Exercise description: Extract all lines that hold "месяц" from the records below.

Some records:
=-=-=-=-=
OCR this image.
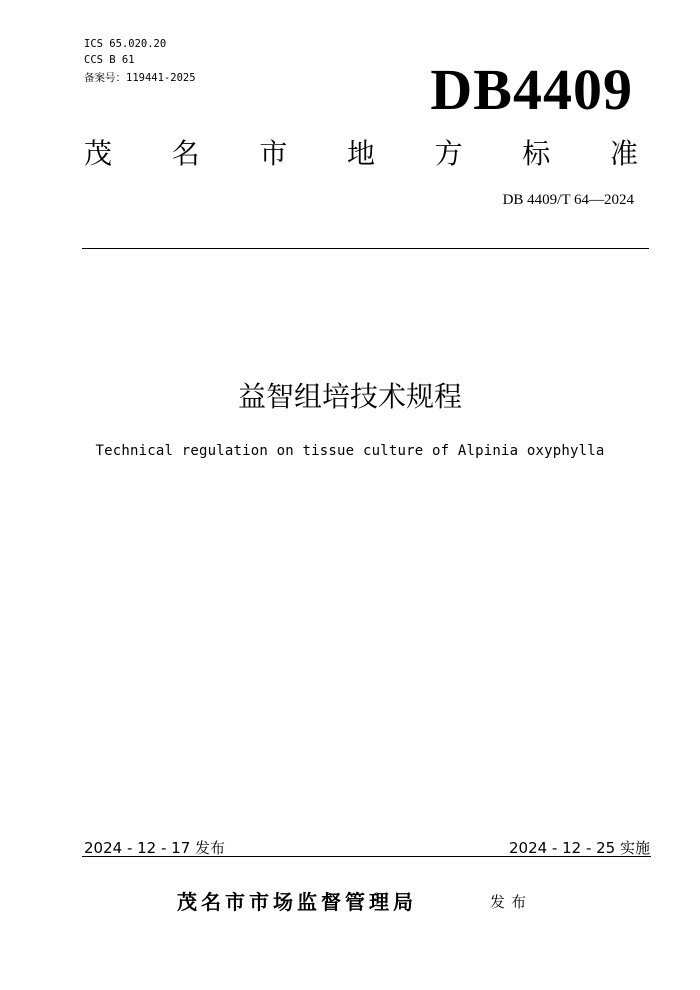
ICS 65.020.20
CCS B 61
备案号：119441-2025	DB4409
茂 名 市 地 方 标 准
DB 4409/T 64—2024
益智组培技术规程
Technical regulation on tissue culture of Alpinia oxyphylla
2024 - 12 - 17 发布	2024 - 12 - 25 实施
茂名市市场监督管理局	发布
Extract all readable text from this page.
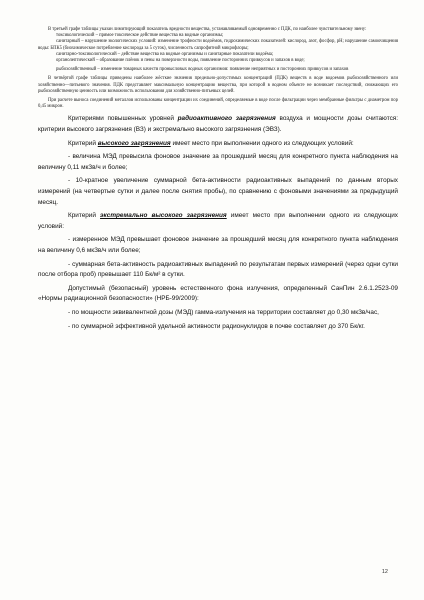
В третьей графе таблицы указан лимитирующий показатель вредности вещества, устанавливаемый одновременно с ПДК, по наиболее чувствительному звену:

токсикологический – прямое токсическое действие вещества на водные организмы;

санитарный – нарушение экологических условий: изменение трофности водоёмов, гидрохимических показателей: кислород, азот, фосфор, рН; нарушение самоочищения воды: БПК5 (биохимическое потребление кислорода за 5 суток), численность сапрофитной микрофлоры;

санитарно-токсикологический – действие вещества на водные организмы и санитарные показатели водоёма;

органолептический – образование плёнок и пены на поверхности воды, появление посторонних привкусов и запахов в воде;

рыбохозяйственный – изменение товарных качеств промысловых водных организмов: появление неприятных и посторонних привкусов и запахов

В четвёртой графе таблицы приведены наиболее жёсткие значения предельно-допустимых концентраций (ПДК) веществ в воде водоемов рыбохозяйственного или хозяйственно—питьевого значения. ПДК представляет максимальную концентрацию вещества, при которой в водном объекте не возникает последствий, снижающих его рыбохозяйственную ценность или возможность использования для хозяйственно-питьевых целей.

При расчете выноса соединений металлов использованы концентрации их соединений, определяемые в воде после фильтрации через мембранные фильтры с диаметром пор 0,45 микрон.

Критериями повышенных уровней радиоактивного загрязнения воздуха и мощности дозы считаются: критерии высокого загрязнения (ВЗ) и экстремально высокого загрязнения (ЭВЗ).

Критерий высокого загрязнения имеет место при выполнении одного из следующих условий:

- величина МЭД превысила фоновое значение за прошедший месяц для конкретного пункта наблюдения на величину 0,11 мкЗв/ч и более;

- 10-кратное увеличение суммарной бета-активности радиоактивных выпадений по данным вторых измерений (на четвертые сутки и далее после снятия пробы), по сравнению с фоновыми значениями за предыдущий месяц.

Критерий экстремально высокого загрязнения имеет место при выполнении одного из следующих условий:

- измеренное МЭД превышает фоновое значение за прошедший месяц для конкретного пункта наблюдения на величину 0,6 мкЗв/ч или более;

- суммарная бета-активность радиоактивных выпадений по результатам первых измерений (через одни сутки после отбора проб) превышает 110 Бк/м² в сутки.

Допустимый (безопасный) уровень естественного фона излучения, определенный СанПин 2.6.1.2523-09 «Нормы радиационной безопасности» (НРБ-99/2009):

- по мощности эквивалентной дозы (МЭД) гамма-излучения на территории составляет до 0,30 мкЗв/час,

- по суммарной эффективной удельной активности радионуклидов в почве составляет до 370 Бк/кг.

12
=-=-=-=-=
Answer in full:
- величина МЭД превысила фоновое значение за прошедший месяц для конкретного пункта наблюдения на величину 0,11 мкЗв/ч и более;
- 10-кратное увеличение суммарной бета-активности радиоактивных выпадений по данным вторых измерений (на четвертые сутки и далее после снятия пробы), по сравнению с фоновыми значениями за предыдущий месяц.
- измеренное МЭД превышает фоновое значение за прошедший месяц для конкретного пункта наблюдения на величину 0,6 мкЗв/ч или более;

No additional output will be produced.